## STATED TASK
Count how many lines hold the string "非典和新冠患病数据对比". Give that number alone.

>> start MATERIAL PROVIDED

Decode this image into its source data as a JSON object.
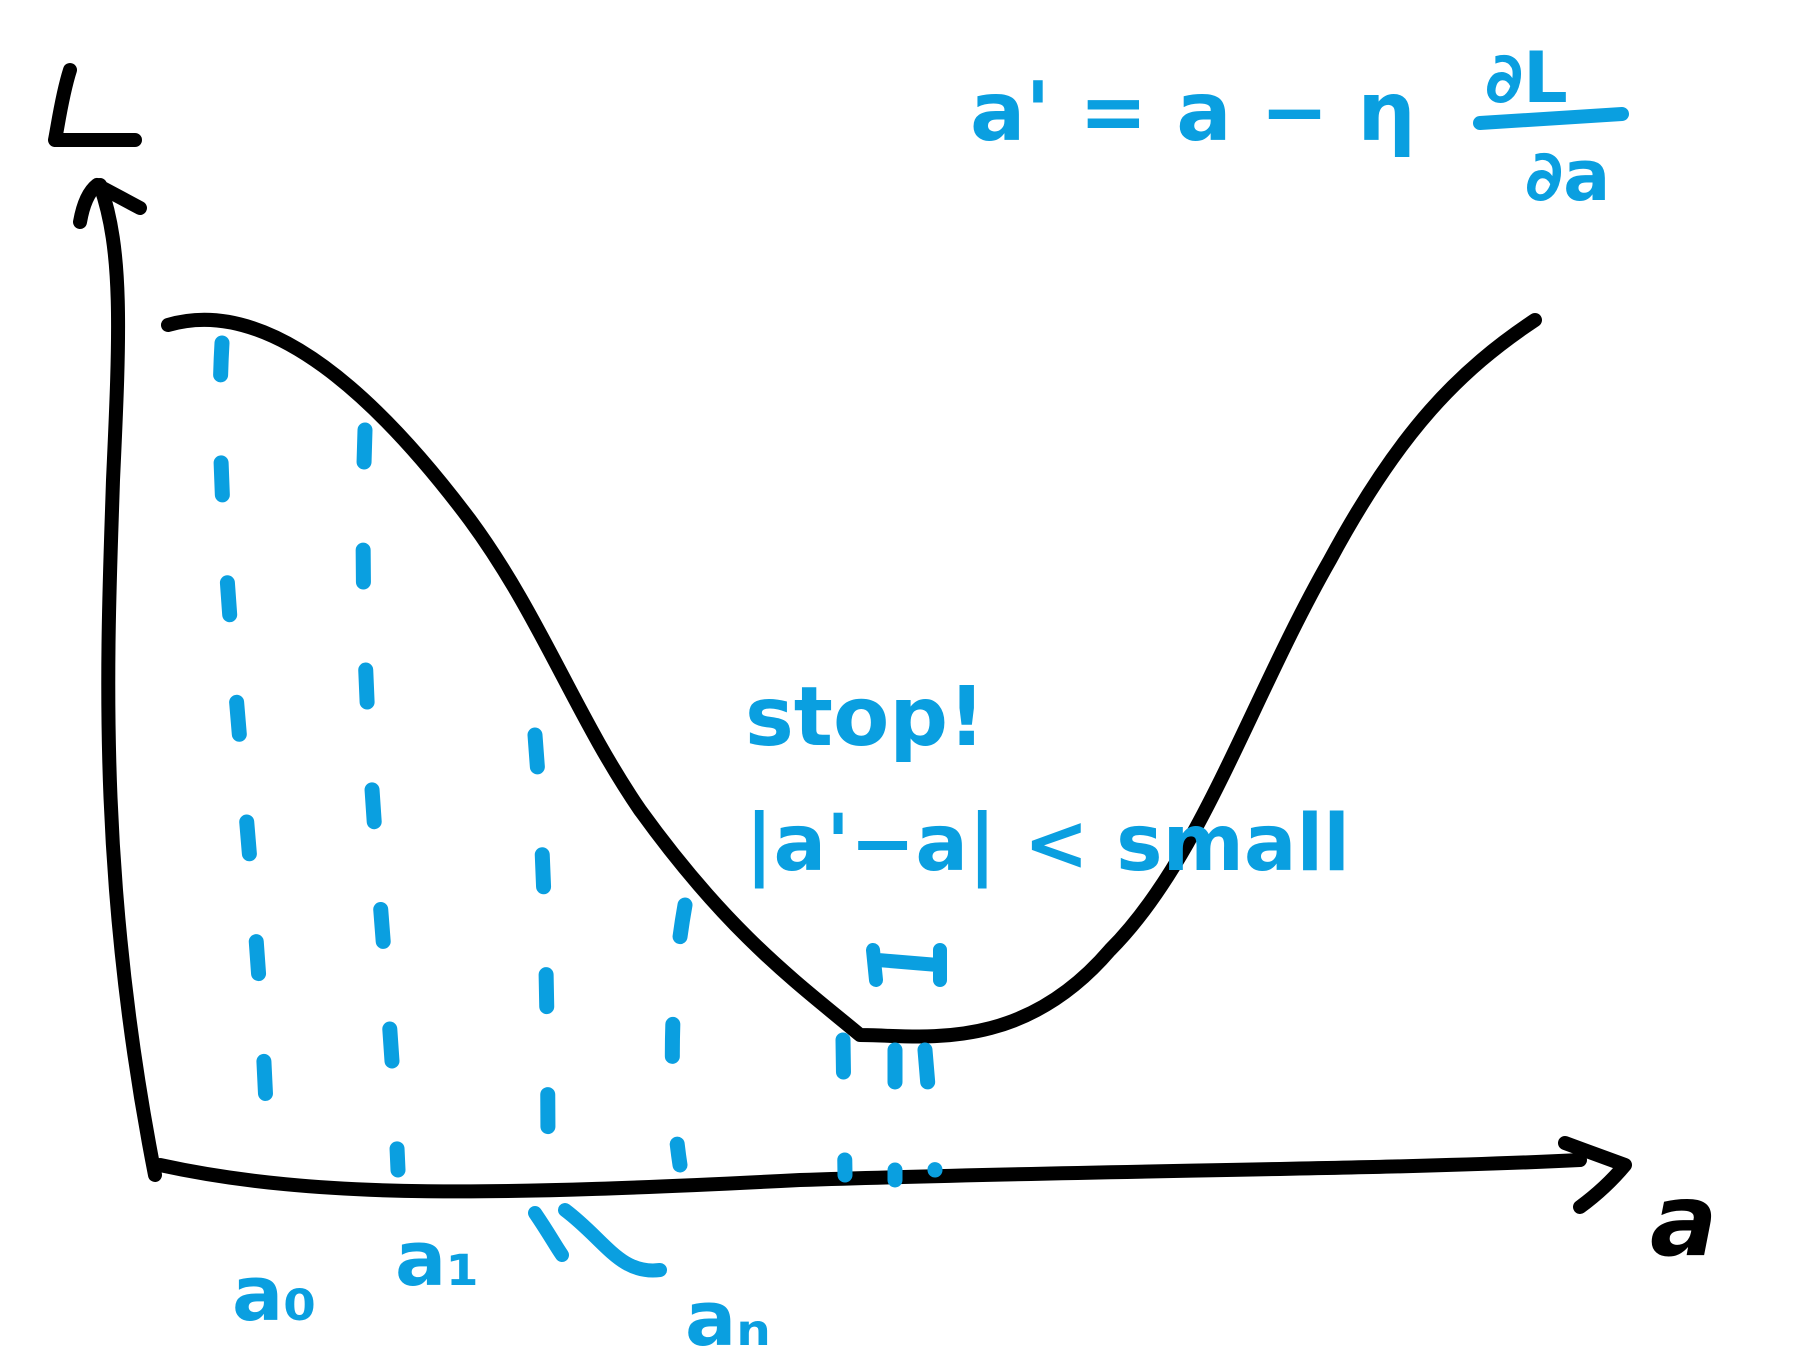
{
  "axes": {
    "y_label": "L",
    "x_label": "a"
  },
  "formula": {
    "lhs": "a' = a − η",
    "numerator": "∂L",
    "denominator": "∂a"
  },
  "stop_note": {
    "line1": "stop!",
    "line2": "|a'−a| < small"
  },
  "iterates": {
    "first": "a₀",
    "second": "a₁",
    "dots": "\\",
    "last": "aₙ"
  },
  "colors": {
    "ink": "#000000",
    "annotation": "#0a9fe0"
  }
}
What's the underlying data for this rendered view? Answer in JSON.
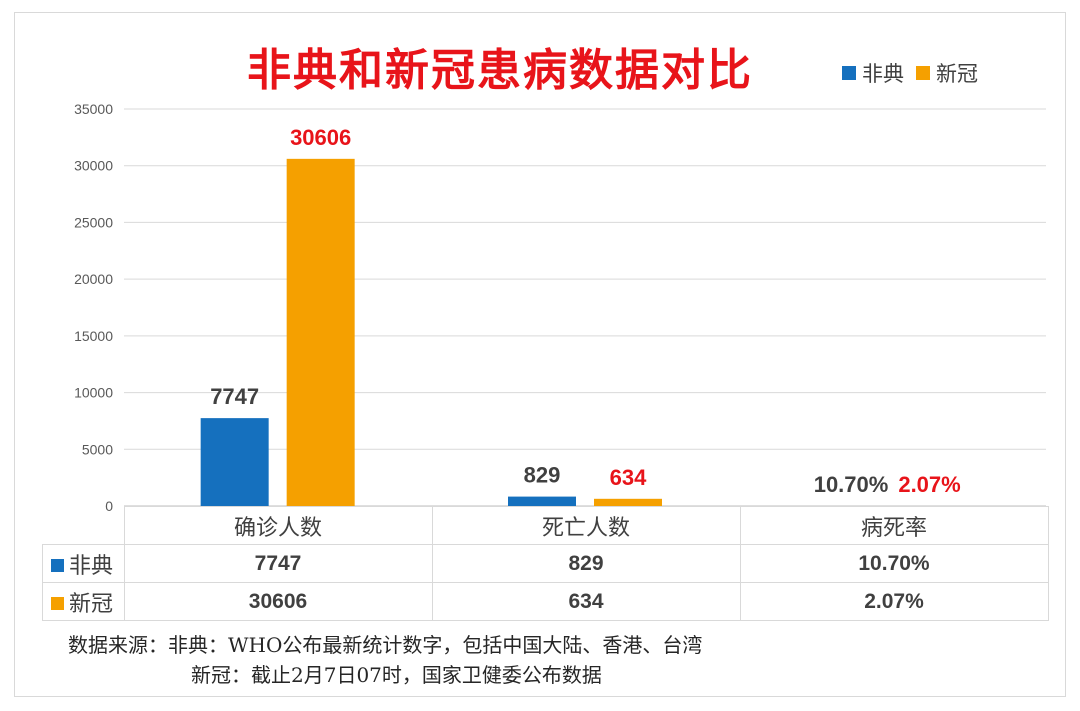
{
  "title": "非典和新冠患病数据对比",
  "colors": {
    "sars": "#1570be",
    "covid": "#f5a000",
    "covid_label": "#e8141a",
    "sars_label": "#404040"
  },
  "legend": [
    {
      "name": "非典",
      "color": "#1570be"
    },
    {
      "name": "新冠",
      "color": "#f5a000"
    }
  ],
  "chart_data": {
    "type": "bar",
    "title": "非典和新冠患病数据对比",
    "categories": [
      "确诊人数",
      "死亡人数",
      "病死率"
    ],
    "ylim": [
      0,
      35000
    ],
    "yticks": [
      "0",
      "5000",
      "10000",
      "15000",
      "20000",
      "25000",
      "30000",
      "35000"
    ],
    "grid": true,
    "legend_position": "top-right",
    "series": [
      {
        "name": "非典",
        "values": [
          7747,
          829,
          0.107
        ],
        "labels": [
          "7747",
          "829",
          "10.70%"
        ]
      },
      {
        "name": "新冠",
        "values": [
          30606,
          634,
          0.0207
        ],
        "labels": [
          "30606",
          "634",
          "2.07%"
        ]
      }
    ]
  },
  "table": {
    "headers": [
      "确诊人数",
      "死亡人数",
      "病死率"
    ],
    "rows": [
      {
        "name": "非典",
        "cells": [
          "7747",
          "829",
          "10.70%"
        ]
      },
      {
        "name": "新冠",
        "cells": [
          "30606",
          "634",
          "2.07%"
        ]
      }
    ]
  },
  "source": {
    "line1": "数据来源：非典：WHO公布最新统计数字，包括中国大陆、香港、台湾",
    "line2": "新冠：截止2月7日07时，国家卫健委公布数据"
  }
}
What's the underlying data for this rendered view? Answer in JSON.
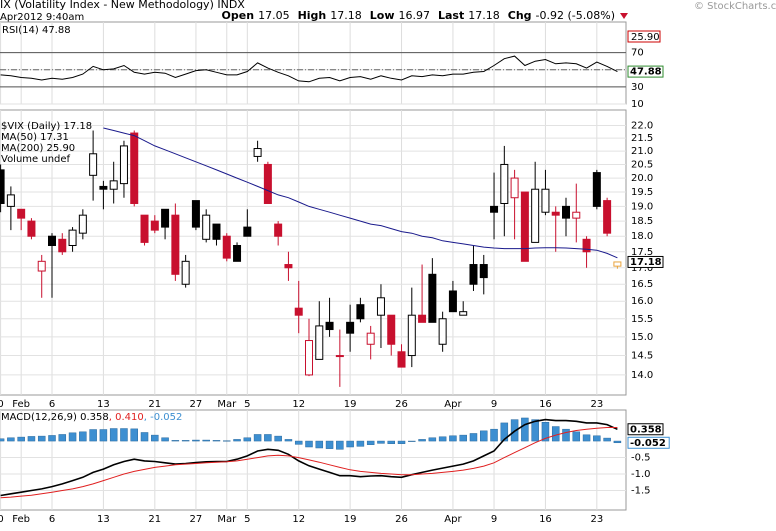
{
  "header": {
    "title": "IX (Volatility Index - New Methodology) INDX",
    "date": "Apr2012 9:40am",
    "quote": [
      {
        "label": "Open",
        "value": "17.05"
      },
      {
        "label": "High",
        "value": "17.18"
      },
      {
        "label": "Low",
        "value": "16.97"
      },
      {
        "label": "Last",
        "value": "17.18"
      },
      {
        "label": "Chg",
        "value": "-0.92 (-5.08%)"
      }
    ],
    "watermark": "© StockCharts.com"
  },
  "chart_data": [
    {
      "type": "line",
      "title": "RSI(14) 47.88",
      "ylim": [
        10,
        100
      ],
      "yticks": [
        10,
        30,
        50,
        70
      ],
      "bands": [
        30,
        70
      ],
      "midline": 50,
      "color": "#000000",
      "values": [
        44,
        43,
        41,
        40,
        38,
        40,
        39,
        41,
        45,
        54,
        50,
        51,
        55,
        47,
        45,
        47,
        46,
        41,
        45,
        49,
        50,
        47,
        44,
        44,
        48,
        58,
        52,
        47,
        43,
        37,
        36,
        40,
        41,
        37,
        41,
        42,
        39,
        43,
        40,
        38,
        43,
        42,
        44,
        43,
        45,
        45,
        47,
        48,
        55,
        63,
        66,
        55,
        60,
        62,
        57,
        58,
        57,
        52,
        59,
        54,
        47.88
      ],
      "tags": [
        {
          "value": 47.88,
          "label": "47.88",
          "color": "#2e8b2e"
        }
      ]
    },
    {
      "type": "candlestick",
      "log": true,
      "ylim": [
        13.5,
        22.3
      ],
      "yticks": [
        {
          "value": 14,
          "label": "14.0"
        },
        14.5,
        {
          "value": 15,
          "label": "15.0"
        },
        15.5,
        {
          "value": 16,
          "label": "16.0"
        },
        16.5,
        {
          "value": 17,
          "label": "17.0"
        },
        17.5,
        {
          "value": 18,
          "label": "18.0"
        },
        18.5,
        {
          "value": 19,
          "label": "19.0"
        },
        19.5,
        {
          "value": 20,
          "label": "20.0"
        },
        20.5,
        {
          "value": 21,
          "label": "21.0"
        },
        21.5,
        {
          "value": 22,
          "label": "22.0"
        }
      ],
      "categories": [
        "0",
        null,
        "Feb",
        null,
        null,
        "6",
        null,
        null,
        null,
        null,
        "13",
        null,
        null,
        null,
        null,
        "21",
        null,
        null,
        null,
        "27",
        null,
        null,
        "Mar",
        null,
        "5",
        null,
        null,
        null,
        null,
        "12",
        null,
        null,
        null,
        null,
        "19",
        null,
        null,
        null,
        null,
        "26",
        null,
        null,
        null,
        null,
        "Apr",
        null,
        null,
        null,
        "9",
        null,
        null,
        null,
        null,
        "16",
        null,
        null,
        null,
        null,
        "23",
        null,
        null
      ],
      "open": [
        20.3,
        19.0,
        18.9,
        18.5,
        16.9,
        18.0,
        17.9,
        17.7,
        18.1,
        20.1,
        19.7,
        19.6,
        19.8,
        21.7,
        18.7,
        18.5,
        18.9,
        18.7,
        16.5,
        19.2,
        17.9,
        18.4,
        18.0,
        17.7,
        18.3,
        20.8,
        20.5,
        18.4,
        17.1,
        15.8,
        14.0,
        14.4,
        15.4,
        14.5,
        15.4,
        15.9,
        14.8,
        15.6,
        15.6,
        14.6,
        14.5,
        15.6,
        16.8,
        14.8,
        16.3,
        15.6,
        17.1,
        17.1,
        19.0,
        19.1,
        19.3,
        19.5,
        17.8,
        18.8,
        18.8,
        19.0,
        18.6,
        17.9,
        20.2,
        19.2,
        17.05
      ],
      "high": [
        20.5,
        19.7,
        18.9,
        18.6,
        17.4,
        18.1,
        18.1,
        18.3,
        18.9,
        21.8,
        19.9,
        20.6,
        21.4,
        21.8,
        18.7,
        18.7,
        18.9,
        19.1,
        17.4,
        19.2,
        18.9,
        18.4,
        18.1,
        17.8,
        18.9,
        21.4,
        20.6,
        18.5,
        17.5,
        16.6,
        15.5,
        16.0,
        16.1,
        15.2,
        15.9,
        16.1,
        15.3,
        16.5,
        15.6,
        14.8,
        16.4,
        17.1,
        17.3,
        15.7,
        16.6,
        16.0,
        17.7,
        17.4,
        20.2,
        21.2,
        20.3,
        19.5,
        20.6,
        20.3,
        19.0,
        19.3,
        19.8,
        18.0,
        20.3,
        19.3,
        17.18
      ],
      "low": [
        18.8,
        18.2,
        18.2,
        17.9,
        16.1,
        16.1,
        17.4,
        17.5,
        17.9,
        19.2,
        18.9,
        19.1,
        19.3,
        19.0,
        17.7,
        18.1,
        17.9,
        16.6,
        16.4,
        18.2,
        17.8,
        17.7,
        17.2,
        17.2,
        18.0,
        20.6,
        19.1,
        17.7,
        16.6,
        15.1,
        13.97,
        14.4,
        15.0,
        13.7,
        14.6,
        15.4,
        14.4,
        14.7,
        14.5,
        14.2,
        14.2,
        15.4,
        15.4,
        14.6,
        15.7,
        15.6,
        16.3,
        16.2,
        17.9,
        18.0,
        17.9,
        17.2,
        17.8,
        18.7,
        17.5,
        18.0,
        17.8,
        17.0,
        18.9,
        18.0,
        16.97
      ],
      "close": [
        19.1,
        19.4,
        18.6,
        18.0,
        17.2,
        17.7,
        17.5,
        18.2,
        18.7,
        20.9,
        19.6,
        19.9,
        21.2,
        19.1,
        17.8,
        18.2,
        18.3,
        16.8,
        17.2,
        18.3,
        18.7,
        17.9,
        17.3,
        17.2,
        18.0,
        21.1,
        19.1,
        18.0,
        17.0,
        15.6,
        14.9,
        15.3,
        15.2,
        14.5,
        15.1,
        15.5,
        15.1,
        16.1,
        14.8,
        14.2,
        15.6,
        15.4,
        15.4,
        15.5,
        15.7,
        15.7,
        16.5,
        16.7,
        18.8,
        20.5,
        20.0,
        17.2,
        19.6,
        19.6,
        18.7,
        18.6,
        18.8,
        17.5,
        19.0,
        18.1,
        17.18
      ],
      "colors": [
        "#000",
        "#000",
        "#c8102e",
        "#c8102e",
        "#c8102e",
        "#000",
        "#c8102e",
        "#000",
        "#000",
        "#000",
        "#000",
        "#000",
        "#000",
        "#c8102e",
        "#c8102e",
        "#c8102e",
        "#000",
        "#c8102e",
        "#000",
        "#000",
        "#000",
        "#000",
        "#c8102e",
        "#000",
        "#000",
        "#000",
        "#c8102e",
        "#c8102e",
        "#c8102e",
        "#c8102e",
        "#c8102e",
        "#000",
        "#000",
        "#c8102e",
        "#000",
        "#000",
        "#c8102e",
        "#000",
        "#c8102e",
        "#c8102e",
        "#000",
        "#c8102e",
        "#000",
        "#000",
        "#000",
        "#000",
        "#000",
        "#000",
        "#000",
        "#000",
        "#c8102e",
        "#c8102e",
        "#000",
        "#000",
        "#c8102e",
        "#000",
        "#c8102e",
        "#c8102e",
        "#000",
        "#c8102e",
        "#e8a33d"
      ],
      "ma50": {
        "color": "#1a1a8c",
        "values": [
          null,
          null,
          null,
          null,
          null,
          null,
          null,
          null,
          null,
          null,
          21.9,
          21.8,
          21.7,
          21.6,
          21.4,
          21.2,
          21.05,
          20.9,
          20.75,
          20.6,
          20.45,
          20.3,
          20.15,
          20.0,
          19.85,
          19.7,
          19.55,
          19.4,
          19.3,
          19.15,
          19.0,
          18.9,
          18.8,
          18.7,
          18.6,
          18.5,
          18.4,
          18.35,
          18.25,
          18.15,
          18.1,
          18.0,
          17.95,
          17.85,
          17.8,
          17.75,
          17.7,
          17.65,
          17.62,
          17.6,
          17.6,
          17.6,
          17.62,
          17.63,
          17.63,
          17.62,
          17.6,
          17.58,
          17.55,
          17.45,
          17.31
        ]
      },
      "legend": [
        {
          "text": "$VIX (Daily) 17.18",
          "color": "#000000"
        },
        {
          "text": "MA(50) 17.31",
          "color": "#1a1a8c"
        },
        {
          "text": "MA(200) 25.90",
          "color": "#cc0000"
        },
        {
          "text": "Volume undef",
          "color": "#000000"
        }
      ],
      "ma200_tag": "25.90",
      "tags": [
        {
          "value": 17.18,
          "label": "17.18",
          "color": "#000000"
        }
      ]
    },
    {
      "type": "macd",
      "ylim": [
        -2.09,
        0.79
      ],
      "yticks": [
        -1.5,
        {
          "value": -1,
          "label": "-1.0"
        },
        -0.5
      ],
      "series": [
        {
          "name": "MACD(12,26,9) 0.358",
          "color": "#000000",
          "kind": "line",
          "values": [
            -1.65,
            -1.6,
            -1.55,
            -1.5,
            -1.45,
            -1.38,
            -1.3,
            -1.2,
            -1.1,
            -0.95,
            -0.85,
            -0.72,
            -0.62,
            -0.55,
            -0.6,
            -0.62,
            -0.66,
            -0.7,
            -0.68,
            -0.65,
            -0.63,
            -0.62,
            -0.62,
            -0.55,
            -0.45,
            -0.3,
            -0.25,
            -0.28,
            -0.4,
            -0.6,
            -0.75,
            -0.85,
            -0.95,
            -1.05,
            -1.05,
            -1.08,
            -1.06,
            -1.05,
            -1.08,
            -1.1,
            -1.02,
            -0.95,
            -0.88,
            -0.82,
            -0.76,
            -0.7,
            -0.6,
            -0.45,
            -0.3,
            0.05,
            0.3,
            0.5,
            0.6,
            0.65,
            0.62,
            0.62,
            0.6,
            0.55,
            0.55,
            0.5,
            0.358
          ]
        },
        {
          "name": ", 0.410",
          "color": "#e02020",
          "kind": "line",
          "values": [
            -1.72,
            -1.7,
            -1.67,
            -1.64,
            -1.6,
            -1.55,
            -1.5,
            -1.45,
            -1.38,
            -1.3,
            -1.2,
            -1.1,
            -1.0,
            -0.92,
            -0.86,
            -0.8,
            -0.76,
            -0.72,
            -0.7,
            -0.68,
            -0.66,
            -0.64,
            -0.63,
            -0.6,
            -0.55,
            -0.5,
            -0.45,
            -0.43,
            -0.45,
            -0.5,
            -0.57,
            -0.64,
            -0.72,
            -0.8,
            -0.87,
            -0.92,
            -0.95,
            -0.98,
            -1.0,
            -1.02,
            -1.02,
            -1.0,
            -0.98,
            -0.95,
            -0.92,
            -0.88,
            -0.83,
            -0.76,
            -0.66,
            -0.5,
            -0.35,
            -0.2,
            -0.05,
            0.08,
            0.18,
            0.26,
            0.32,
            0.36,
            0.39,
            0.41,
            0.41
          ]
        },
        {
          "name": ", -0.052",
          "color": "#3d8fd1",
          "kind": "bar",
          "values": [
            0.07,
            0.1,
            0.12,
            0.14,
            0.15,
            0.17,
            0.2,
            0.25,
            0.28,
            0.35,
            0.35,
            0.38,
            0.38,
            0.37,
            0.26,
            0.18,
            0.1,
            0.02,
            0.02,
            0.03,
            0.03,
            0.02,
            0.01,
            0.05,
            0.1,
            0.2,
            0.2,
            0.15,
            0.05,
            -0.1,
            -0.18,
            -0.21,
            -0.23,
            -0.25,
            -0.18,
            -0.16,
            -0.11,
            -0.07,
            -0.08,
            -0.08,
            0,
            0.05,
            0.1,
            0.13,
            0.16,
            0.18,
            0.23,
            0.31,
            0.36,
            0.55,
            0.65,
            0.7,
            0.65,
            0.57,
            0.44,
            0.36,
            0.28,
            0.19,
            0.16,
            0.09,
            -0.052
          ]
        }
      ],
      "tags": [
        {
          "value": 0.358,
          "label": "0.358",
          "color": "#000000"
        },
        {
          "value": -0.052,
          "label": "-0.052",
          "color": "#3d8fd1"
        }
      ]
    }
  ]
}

>> end MATERIAL PROVIDED

## RESULT BELOW
2